### Short task
Repeat every line of the data exactly, but not the pictures.

### Part of a data file
┌──

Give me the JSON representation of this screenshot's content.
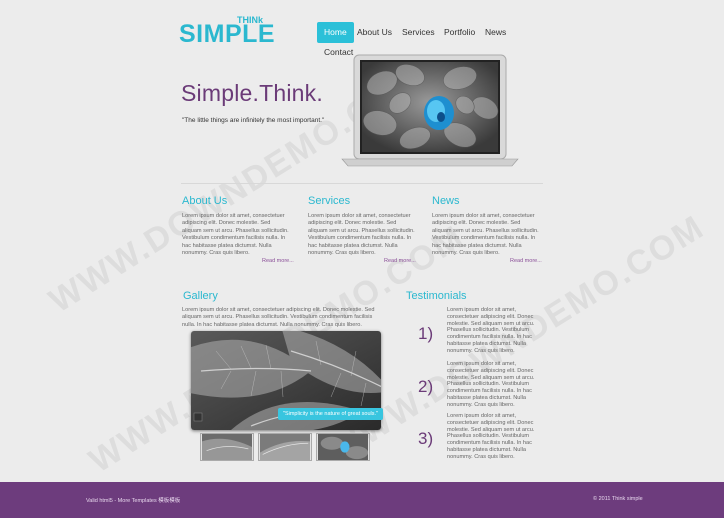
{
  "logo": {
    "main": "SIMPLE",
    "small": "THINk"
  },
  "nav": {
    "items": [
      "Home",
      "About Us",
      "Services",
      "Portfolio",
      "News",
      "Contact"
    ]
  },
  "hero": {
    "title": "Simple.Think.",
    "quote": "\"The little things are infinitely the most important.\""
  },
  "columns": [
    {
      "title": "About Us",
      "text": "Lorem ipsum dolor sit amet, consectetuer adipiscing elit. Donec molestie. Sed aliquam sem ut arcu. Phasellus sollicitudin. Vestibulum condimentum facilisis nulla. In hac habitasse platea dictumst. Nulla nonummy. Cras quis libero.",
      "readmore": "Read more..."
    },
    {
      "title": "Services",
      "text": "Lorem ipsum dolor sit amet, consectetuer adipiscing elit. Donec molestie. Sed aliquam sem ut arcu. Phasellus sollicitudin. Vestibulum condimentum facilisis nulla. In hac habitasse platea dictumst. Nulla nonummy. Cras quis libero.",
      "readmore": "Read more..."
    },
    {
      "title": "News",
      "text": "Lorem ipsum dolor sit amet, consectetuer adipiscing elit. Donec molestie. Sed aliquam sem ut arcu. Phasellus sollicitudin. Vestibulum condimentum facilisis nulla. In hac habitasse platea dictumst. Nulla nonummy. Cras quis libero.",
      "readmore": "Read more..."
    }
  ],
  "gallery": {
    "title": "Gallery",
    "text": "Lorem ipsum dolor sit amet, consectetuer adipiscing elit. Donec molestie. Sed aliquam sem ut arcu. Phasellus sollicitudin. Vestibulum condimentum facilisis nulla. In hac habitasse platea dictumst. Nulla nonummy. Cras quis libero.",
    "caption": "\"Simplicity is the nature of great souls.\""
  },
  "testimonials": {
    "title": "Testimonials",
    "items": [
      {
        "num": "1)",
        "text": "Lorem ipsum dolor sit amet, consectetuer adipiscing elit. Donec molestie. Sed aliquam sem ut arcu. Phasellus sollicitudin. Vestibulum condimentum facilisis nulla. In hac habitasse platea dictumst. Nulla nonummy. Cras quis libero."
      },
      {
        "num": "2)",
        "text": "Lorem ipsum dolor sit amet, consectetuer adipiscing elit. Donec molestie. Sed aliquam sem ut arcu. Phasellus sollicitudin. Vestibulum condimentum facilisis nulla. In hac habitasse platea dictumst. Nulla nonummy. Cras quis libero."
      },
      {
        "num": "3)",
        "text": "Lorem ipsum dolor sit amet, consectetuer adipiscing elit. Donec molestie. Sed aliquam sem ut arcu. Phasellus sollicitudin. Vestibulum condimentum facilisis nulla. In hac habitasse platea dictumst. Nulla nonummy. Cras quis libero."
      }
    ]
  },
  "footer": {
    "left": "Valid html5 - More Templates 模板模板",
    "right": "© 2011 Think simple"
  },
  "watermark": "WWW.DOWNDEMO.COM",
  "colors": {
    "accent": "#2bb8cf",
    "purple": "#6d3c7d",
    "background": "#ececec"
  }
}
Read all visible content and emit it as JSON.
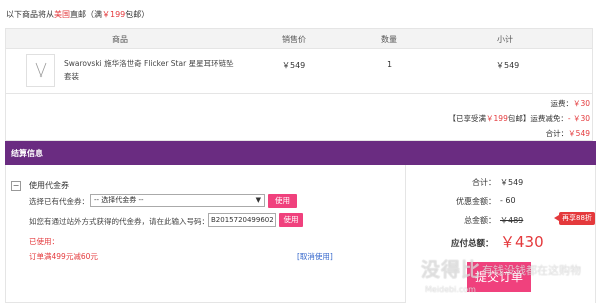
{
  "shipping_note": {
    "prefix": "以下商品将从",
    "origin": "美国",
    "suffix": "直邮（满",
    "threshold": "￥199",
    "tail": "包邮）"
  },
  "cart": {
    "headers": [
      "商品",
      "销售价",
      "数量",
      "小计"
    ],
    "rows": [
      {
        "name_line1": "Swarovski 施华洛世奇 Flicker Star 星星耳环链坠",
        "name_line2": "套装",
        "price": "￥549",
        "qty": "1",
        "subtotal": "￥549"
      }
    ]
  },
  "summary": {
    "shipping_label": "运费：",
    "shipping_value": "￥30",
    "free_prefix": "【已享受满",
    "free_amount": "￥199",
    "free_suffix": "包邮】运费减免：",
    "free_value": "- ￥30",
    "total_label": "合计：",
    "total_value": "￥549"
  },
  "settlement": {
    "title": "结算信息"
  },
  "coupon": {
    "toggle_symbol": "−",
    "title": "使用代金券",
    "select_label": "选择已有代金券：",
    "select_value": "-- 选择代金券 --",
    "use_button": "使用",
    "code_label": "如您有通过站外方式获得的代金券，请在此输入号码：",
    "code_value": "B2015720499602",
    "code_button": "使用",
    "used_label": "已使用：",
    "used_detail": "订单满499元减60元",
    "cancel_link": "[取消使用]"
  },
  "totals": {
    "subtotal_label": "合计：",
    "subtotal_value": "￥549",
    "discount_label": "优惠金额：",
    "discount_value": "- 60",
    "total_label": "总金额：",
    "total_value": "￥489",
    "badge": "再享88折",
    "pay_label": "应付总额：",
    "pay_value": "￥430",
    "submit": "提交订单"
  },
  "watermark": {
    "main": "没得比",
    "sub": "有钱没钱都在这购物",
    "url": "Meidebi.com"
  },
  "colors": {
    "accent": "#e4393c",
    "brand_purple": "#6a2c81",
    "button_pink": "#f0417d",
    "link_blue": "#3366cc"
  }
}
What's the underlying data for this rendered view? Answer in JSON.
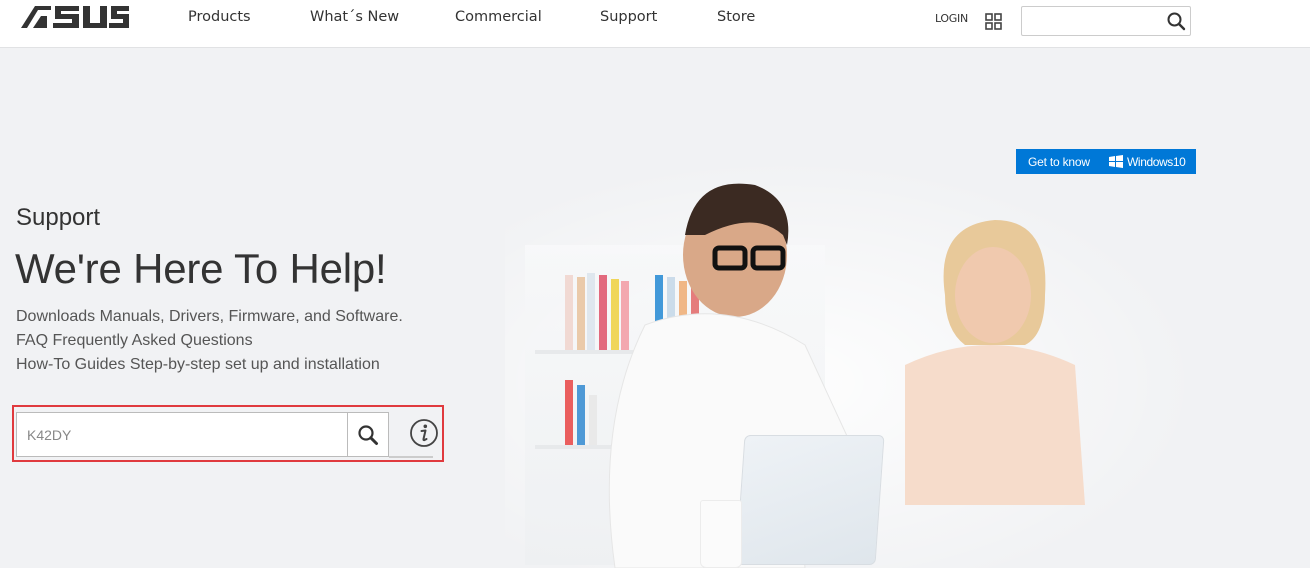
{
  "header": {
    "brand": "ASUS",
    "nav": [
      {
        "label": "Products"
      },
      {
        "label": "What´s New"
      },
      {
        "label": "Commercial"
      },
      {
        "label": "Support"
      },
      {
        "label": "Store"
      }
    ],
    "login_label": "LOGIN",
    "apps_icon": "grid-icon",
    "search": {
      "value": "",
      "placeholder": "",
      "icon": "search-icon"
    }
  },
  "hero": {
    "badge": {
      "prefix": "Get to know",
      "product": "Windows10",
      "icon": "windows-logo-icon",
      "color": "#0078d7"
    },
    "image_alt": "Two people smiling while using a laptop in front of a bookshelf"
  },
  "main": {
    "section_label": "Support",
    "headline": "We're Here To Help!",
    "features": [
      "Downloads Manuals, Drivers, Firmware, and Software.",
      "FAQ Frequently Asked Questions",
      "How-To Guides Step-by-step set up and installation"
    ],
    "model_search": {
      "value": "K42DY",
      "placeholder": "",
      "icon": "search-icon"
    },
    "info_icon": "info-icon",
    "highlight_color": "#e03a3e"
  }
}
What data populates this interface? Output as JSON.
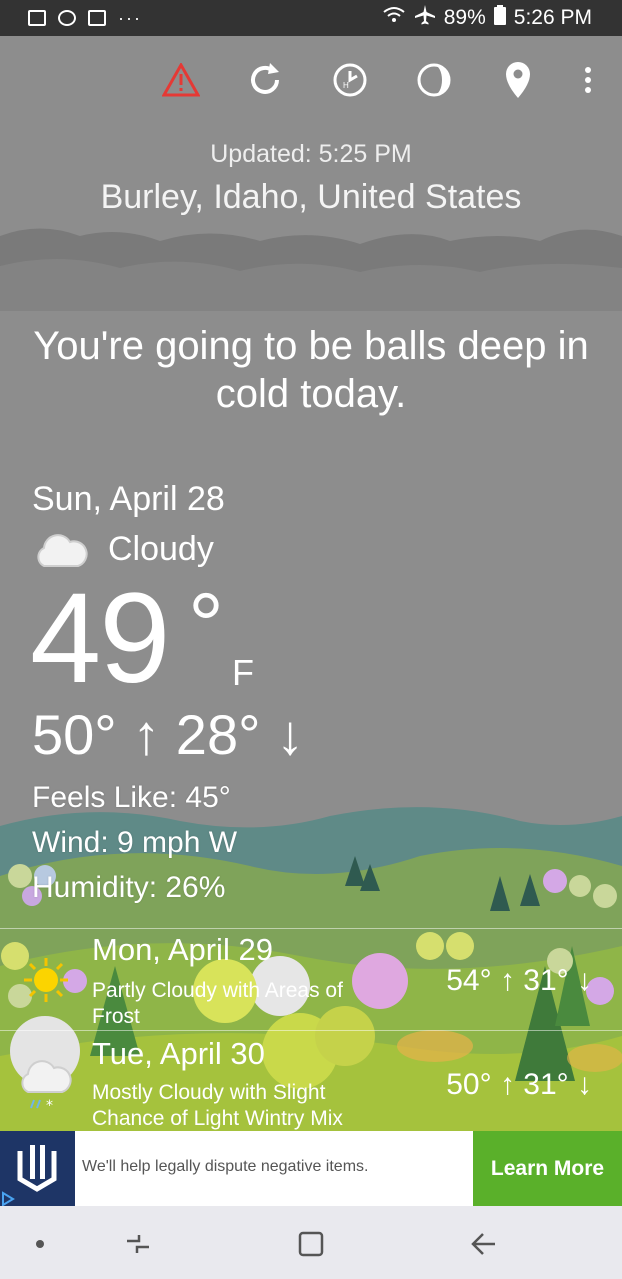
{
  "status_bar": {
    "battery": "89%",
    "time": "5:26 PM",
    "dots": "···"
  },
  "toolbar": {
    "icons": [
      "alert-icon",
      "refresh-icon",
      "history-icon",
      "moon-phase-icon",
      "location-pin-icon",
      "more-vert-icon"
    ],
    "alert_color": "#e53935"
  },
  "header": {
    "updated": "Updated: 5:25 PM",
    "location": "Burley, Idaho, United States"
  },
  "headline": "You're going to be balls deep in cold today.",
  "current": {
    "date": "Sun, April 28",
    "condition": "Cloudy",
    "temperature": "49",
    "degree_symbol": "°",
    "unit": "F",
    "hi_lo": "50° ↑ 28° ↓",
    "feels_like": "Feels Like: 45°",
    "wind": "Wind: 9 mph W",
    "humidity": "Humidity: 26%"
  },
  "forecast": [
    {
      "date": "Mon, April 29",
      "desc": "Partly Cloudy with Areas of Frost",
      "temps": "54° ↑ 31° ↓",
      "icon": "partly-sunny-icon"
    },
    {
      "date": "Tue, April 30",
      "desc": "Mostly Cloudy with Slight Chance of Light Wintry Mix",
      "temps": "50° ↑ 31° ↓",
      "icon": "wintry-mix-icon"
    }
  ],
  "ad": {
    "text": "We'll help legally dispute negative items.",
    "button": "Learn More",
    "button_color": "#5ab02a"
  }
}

└──

### Result for this task
Give me the JSON representation of this screenshot's content.
{
  "logo": {
    "main": "SIMPLE",
    "small": "THINk"
  },
  "nav": {
    "items": [
      "Home",
      "About Us",
      "Services",
      "Portfolio",
      "News",
      "Contact"
    ]
  },
  "hero": {
    "title": "Simple.Think.",
    "quote": "\"The little things are infinitely the most important.\""
  },
  "columns": [
    {
      "title": "About Us",
      "text": "Lorem ipsum dolor sit amet, consectetuer adipiscing elit. Donec molestie. Sed aliquam sem ut arcu. Phasellus sollicitudin. Vestibulum condimentum facilisis nulla. In hac habitasse platea dictumst. Nulla nonummy. Cras quis libero.",
      "readmore": "Read more..."
    },
    {
      "title": "Services",
      "text": "Lorem ipsum dolor sit amet, consectetuer adipiscing elit. Donec molestie. Sed aliquam sem ut arcu. Phasellus sollicitudin. Vestibulum condimentum facilisis nulla. In hac habitasse platea dictumst. Nulla nonummy. Cras quis libero.",
      "readmore": "Read more..."
    },
    {
      "title": "News",
      "text": "Lorem ipsum dolor sit amet, consectetuer adipiscing elit. Donec molestie. Sed aliquam sem ut arcu. Phasellus sollicitudin. Vestibulum condimentum facilisis nulla. In hac habitasse platea dictumst. Nulla nonummy. Cras quis libero.",
      "readmore": "Read more..."
    }
  ],
  "gallery": {
    "title": "Gallery",
    "text": "Lorem ipsum dolor sit amet, consectetuer adipiscing elit. Donec molestie. Sed aliquam sem ut arcu. Phasellus sollicitudin. Vestibulum condimentum facilisis nulla. In hac habitasse platea dictumst. Nulla nonummy. Cras quis libero.",
    "caption": "\"Simplicity is the nature of great souls.\""
  },
  "testimonials": {
    "title": "Testimonials",
    "items": [
      {
        "num": "1)",
        "text": "Lorem ipsum dolor sit amet, consectetuer adipiscing elit. Donec molestie. Sed aliquam sem ut arcu. Phasellus sollicitudin. Vestibulum condimentum facilisis nulla. In hac habitasse platea dictumst. Nulla nonummy. Cras quis libero."
      },
      {
        "num": "2)",
        "text": "Lorem ipsum dolor sit amet, consectetuer adipiscing elit. Donec molestie. Sed aliquam sem ut arcu. Phasellus sollicitudin. Vestibulum condimentum facilisis nulla. In hac habitasse platea dictumst. Nulla nonummy. Cras quis libero."
      },
      {
        "num": "3)",
        "text": "Lorem ipsum dolor sit amet, consectetuer adipiscing elit. Donec molestie. Sed aliquam sem ut arcu. Phasellus sollicitudin. Vestibulum condimentum facilisis nulla. In hac habitasse platea dictumst. Nulla nonummy. Cras quis libero."
      }
    ]
  },
  "footer": {
    "left": "Valid html5 - More Templates 模板模板",
    "right": "© 2011 Think simple"
  },
  "watermark": "WWW.DOWNDEMO.COM",
  "colors": {
    "accent": "#2bb8cf",
    "purple": "#6d3c7d",
    "background": "#ececec"
  }
}
Read all visible content and emit it as JSON.
{
  "shipping_note": {
    "prefix": "以下商品将从",
    "origin": "美国",
    "suffix": "直邮（满",
    "threshold": "￥199",
    "tail": "包邮）"
  },
  "cart": {
    "headers": [
      "商品",
      "销售价",
      "数量",
      "小计"
    ],
    "rows": [
      {
        "name_line1": "Swarovski 施华洛世奇 Flicker Star 星星耳环链坠",
        "name_line2": "套装",
        "price": "￥549",
        "qty": "1",
        "subtotal": "￥549"
      }
    ]
  },
  "summary": {
    "shipping_label": "运费：",
    "shipping_value": "￥30",
    "free_prefix": "【已享受满",
    "free_amount": "￥199",
    "free_suffix": "包邮】运费减免：",
    "free_value": "- ￥30",
    "total_label": "合计：",
    "total_value": "￥549"
  },
  "settlement": {
    "title": "结算信息"
  },
  "coupon": {
    "toggle_symbol": "−",
    "title": "使用代金券",
    "select_label": "选择已有代金券：",
    "select_value": "-- 选择代金券 --",
    "use_button": "使用",
    "code_label": "如您有通过站外方式获得的代金券，请在此输入号码：",
    "code_value": "B2015720499602",
    "code_button": "使用",
    "used_label": "已使用：",
    "used_detail": "订单满499元减60元",
    "cancel_link": "[取消使用]"
  },
  "totals": {
    "subtotal_label": "合计：",
    "subtotal_value": "￥549",
    "discount_label": "优惠金额：",
    "discount_value": "- 60",
    "total_label": "总金额：",
    "total_value": "￥489",
    "badge": "再享88折",
    "pay_label": "应付总额：",
    "pay_value": "￥430",
    "submit": "提交订单"
  },
  "watermark": {
    "main": "没得比",
    "sub": "有钱没钱都在这购物",
    "url": "Meidebi.com"
  },
  "colors": {
    "accent": "#e4393c",
    "brand_purple": "#6a2c81",
    "button_pink": "#f0417d",
    "link_blue": "#3366cc"
  }
}
What's the underlying data for this rendered view? Answer in JSON.
{
  "header": {
    "brand": "ASUS",
    "nav": [
      {
        "label": "Products"
      },
      {
        "label": "What´s New"
      },
      {
        "label": "Commercial"
      },
      {
        "label": "Support"
      },
      {
        "label": "Store"
      }
    ],
    "login_label": "LOGIN",
    "apps_icon": "grid-icon",
    "search": {
      "value": "",
      "placeholder": "",
      "icon": "search-icon"
    }
  },
  "hero": {
    "badge": {
      "prefix": "Get to know",
      "product": "Windows10",
      "icon": "windows-logo-icon",
      "color": "#0078d7"
    },
    "image_alt": "Two people smiling while using a laptop in front of a bookshelf"
  },
  "main": {
    "section_label": "Support",
    "headline": "We're Here To Help!",
    "features": [
      "Downloads Manuals, Drivers, Firmware, and Software.",
      "FAQ Frequently Asked Questions",
      "How-To Guides Step-by-step set up and installation"
    ],
    "model_search": {
      "value": "K42DY",
      "placeholder": "",
      "icon": "search-icon"
    },
    "info_icon": "info-icon",
    "highlight_color": "#e03a3e"
  }
}
What data populates this interface? Output as JSON.
{
  "status_bar": {
    "battery": "89%",
    "time": "5:26 PM",
    "dots": "···"
  },
  "toolbar": {
    "icons": [
      "alert-icon",
      "refresh-icon",
      "history-icon",
      "moon-phase-icon",
      "location-pin-icon",
      "more-vert-icon"
    ],
    "alert_color": "#e53935"
  },
  "header": {
    "updated": "Updated: 5:25 PM",
    "location": "Burley, Idaho, United States"
  },
  "headline": "You're going to be balls deep in cold today.",
  "current": {
    "date": "Sun, April 28",
    "condition": "Cloudy",
    "temperature": "49",
    "degree_symbol": "°",
    "unit": "F",
    "hi_lo": "50° ↑ 28° ↓",
    "feels_like": "Feels Like: 45°",
    "wind": "Wind: 9 mph W",
    "humidity": "Humidity: 26%"
  },
  "forecast": [
    {
      "date": "Mon, April 29",
      "desc": "Partly Cloudy with Areas of Frost",
      "temps": "54° ↑ 31° ↓",
      "icon": "partly-sunny-icon"
    },
    {
      "date": "Tue, April 30",
      "desc": "Mostly Cloudy with Slight Chance of Light Wintry Mix",
      "temps": "50° ↑ 31° ↓",
      "icon": "wintry-mix-icon"
    }
  ],
  "ad": {
    "text": "We'll help legally dispute negative items.",
    "button": "Learn More",
    "button_color": "#5ab02a"
  }
}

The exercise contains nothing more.